» Task requirements:
Look below. Copy each line that has "cronologías" in it.

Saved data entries
***

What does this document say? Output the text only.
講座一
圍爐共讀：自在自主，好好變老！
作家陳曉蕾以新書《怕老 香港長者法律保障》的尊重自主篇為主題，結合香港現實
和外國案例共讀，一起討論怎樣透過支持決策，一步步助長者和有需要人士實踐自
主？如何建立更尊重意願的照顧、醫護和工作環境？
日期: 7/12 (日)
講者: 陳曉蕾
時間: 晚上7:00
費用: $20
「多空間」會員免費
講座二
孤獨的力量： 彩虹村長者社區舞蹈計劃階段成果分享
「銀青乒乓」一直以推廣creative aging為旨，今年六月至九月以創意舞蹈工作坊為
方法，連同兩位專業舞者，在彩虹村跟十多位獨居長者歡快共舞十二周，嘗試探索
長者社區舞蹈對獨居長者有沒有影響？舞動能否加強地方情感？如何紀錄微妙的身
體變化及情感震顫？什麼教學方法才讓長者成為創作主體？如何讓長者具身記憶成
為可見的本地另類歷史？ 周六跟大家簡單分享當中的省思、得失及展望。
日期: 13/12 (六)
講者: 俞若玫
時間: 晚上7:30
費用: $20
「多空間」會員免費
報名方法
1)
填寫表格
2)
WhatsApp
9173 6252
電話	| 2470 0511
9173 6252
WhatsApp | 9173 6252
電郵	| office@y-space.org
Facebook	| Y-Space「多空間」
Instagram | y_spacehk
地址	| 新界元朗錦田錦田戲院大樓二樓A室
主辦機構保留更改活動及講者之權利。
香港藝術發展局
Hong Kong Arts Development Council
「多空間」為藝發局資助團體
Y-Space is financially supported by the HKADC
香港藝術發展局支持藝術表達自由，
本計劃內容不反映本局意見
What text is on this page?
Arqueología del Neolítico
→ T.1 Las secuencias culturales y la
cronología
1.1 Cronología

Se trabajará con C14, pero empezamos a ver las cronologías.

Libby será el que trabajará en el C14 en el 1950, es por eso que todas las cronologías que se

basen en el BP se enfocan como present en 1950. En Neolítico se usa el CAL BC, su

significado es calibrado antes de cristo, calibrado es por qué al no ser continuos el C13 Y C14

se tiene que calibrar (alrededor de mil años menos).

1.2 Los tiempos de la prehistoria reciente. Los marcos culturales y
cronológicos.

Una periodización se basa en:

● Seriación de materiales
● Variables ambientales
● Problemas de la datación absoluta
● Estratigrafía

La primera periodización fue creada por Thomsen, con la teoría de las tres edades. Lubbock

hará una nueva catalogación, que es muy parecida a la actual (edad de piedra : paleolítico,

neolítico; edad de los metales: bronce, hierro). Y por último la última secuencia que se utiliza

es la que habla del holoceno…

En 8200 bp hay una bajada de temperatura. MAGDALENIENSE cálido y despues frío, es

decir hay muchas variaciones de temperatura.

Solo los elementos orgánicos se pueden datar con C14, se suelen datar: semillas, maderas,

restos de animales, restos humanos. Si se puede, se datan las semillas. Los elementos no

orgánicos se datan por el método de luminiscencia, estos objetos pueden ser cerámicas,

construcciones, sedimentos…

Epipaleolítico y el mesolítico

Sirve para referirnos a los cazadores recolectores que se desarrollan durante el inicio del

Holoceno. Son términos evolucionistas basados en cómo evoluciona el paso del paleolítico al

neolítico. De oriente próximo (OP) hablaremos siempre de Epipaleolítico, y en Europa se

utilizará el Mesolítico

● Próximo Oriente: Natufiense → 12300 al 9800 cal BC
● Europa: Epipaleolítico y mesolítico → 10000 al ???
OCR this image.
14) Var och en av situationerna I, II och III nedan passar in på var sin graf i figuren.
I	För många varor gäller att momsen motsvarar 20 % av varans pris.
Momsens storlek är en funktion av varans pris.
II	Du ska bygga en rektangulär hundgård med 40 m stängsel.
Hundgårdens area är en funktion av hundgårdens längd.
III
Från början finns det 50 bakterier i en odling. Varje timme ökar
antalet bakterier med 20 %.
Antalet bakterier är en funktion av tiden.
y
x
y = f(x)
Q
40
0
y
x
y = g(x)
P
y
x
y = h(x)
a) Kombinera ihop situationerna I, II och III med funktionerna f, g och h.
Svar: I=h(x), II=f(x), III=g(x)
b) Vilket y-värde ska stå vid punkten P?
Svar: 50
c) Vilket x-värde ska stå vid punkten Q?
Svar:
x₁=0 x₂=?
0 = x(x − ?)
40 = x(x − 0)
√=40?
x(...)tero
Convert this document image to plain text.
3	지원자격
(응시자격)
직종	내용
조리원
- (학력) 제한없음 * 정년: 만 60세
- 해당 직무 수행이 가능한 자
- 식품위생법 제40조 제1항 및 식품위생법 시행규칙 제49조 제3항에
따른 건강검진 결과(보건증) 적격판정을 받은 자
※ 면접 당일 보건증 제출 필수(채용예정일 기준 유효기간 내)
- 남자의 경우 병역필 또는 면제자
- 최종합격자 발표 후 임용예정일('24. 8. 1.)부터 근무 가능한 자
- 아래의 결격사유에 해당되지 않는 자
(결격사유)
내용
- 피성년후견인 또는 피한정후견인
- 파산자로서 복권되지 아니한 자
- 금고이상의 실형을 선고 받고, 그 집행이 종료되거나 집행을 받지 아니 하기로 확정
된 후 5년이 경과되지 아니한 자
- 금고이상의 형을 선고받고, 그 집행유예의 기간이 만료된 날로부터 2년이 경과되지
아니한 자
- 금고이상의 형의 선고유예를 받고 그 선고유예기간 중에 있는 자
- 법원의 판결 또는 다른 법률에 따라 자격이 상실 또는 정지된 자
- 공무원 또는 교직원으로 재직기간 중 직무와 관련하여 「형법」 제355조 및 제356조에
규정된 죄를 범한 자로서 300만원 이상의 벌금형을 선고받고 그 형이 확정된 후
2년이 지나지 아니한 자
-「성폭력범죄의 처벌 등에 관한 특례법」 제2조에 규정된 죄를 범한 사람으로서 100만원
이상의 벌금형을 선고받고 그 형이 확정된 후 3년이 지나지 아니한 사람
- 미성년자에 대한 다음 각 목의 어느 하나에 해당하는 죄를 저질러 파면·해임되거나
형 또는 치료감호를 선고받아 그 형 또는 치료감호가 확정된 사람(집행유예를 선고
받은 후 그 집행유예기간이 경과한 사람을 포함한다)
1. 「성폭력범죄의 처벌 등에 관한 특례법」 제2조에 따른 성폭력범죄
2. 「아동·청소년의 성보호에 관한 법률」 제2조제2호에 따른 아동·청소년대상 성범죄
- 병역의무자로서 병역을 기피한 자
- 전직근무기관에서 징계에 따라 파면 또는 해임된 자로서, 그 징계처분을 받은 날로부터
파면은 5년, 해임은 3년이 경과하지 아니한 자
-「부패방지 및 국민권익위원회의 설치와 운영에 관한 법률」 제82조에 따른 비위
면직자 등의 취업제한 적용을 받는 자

***

» Output:
Se trabajará con C14, pero empezamos a ver las cronologías.
Libby será el que trabajará en el C14 en el 1950, es por eso que todas las cronologías que se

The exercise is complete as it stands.